Requirement
Only the number is wanted: how many lines contain "document"?

------------------------------------------------------------------------

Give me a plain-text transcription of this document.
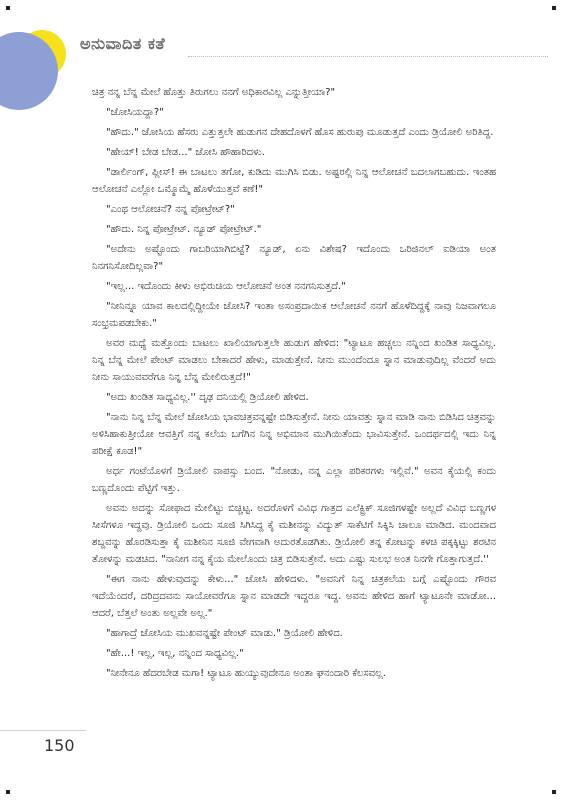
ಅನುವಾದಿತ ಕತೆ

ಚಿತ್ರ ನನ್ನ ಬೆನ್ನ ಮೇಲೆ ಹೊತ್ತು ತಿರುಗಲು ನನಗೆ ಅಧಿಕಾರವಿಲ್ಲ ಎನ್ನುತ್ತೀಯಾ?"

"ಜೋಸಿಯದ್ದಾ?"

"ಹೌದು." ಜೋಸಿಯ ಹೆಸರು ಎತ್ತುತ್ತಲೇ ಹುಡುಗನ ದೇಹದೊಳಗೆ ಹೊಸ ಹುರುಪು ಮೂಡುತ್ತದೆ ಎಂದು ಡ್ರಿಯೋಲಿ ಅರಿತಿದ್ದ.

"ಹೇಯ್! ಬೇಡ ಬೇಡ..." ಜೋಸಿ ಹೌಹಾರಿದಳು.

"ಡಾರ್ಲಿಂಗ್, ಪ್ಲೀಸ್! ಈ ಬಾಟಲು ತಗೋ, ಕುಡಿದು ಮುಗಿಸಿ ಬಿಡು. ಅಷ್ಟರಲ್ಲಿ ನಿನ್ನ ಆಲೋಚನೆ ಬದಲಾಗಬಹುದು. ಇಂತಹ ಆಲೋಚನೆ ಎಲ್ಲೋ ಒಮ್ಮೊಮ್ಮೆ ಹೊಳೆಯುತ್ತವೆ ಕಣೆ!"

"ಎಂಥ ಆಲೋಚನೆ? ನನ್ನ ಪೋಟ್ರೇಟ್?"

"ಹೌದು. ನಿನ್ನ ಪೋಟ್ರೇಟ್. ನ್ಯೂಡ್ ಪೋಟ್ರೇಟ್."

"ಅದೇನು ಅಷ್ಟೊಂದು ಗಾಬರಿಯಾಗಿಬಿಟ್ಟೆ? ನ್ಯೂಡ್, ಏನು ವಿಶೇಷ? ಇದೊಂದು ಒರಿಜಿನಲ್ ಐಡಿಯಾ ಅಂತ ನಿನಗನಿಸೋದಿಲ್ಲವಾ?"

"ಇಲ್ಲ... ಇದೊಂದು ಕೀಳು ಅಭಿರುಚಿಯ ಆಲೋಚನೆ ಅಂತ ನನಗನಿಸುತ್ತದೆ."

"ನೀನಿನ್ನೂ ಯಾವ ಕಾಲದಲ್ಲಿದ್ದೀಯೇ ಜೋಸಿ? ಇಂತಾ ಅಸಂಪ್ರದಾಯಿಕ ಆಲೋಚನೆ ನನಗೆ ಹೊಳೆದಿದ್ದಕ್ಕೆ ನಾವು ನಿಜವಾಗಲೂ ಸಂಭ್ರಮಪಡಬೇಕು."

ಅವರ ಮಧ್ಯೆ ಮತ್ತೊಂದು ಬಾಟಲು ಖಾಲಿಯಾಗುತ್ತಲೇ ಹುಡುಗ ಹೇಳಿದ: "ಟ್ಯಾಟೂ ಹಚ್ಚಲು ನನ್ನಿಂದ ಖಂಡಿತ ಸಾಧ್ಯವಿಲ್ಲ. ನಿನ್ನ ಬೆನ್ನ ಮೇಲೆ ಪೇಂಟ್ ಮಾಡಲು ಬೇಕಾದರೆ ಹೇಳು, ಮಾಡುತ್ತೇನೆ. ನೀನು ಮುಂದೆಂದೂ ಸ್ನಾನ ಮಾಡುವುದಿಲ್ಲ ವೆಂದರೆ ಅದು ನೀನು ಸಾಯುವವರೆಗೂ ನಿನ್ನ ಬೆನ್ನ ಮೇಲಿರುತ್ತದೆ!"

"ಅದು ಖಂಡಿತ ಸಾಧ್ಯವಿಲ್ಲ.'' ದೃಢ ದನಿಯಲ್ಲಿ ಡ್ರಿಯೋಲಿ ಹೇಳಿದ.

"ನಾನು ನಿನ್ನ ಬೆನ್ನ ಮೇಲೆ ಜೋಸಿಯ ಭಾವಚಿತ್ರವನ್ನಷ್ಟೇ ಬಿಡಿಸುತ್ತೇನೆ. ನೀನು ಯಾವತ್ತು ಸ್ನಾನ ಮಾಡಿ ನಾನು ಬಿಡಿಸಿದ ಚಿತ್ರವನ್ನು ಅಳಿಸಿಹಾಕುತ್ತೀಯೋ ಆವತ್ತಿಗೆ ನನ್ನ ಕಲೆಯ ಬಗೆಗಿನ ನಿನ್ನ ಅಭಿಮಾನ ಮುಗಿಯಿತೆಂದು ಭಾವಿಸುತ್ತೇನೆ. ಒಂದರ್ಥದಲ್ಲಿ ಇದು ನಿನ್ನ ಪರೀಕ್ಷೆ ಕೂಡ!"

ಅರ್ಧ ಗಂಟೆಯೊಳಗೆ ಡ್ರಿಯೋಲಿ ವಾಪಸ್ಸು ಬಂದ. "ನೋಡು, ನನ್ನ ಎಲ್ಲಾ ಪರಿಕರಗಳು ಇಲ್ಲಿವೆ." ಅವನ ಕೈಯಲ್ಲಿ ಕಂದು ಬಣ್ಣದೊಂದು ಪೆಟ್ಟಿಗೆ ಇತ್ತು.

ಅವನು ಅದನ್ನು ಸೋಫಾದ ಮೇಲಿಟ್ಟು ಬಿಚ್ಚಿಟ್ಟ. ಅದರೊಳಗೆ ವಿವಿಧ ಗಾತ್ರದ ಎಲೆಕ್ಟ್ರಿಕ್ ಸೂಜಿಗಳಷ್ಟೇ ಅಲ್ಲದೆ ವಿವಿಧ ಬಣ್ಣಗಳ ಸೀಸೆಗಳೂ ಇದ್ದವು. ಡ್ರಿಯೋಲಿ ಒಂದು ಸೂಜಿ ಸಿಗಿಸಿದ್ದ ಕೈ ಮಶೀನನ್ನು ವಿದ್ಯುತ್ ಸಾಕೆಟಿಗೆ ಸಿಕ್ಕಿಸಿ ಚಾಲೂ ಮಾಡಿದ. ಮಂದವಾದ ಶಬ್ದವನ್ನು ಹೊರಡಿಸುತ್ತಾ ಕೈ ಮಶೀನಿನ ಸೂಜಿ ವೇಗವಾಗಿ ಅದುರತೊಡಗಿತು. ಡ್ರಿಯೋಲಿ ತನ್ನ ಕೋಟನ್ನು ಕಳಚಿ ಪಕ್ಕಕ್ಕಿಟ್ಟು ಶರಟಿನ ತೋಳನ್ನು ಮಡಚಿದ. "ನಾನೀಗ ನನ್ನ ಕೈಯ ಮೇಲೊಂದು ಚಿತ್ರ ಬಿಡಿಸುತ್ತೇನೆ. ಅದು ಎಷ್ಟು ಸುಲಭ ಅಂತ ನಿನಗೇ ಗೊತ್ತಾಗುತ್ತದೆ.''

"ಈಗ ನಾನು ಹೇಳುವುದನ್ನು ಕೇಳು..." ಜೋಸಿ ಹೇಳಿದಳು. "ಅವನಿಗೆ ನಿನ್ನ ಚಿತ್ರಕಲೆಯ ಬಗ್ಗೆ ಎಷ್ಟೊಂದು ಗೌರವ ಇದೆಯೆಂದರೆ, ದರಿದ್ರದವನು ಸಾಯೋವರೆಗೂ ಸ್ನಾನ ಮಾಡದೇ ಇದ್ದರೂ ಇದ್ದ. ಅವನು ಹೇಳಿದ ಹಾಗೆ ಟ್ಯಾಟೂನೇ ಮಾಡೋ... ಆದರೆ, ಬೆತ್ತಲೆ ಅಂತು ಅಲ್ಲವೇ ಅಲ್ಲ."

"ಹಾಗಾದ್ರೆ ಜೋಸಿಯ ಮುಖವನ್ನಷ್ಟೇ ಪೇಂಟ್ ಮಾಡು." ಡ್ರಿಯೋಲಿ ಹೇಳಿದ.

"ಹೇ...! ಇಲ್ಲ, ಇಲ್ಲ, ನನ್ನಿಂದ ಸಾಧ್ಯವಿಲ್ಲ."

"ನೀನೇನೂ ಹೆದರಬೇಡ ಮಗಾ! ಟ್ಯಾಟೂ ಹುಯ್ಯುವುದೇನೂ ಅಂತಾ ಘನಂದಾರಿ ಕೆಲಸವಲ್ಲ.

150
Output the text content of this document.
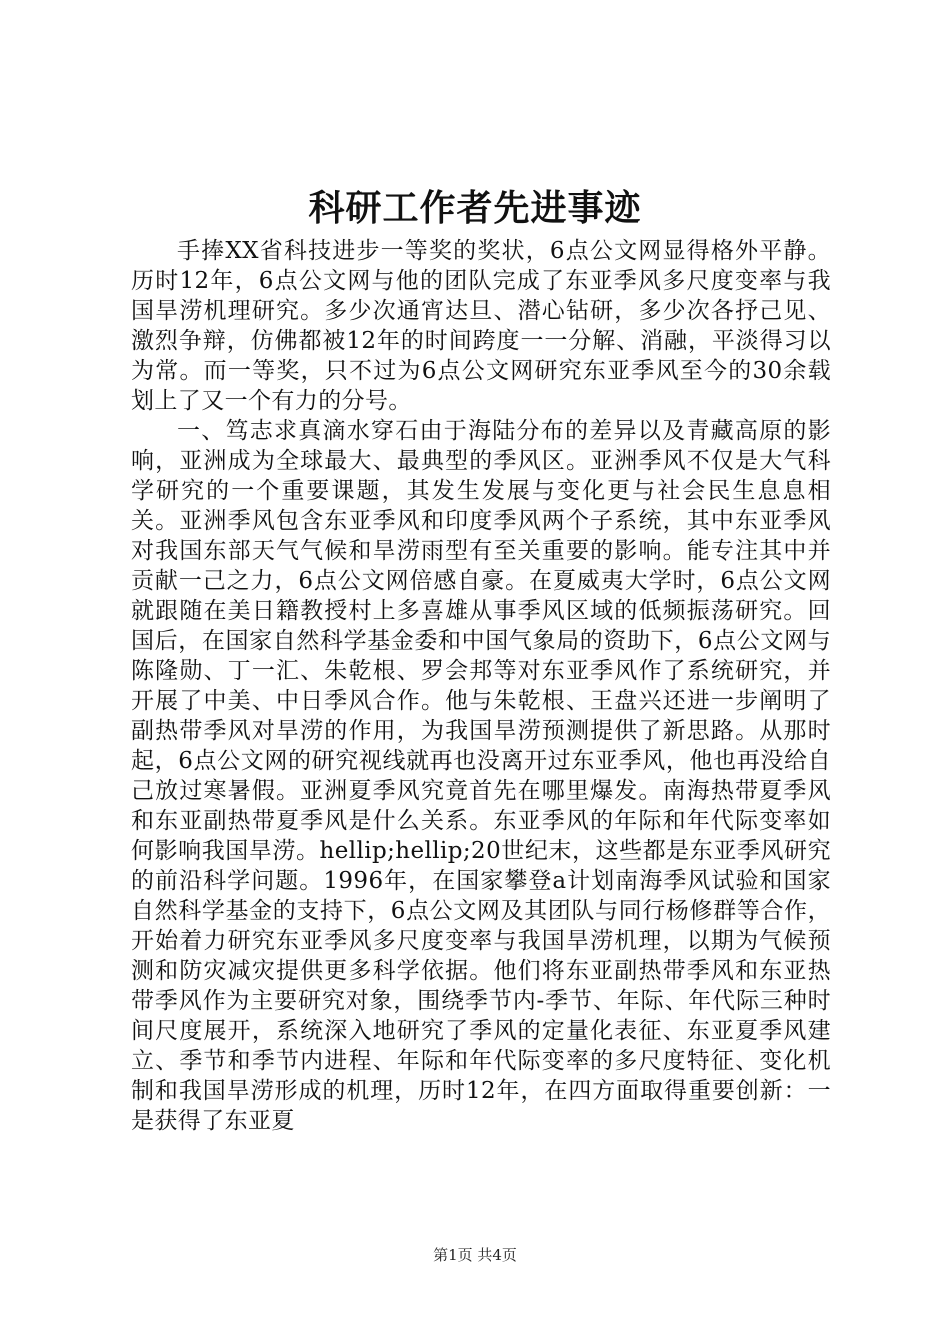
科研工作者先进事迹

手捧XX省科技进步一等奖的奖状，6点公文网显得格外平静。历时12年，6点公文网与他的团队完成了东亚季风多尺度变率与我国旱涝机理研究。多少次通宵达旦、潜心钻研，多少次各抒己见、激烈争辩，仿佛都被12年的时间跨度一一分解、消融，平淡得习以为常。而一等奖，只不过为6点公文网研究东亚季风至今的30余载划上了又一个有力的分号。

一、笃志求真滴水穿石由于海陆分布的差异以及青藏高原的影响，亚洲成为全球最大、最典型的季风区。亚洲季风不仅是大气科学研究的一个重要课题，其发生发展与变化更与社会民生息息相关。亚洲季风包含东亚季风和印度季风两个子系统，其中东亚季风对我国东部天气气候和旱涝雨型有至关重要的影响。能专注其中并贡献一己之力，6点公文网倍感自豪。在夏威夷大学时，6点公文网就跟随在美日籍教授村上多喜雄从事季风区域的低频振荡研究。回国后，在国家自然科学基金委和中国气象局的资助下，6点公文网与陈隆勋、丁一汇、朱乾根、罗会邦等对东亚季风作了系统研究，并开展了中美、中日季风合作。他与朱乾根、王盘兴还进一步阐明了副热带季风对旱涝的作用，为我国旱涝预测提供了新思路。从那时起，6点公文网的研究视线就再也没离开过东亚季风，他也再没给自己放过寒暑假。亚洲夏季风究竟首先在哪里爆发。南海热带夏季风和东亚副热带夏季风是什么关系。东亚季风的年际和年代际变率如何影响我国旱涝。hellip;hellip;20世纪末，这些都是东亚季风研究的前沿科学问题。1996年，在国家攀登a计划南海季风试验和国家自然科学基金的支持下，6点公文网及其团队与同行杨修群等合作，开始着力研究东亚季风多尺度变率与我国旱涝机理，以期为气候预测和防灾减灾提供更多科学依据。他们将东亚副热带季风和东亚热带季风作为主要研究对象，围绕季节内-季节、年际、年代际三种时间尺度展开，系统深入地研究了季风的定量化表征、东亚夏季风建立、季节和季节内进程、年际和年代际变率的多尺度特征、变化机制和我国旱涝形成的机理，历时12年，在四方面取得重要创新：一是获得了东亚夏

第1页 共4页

------------------------------------------------------------------------

Written solution
2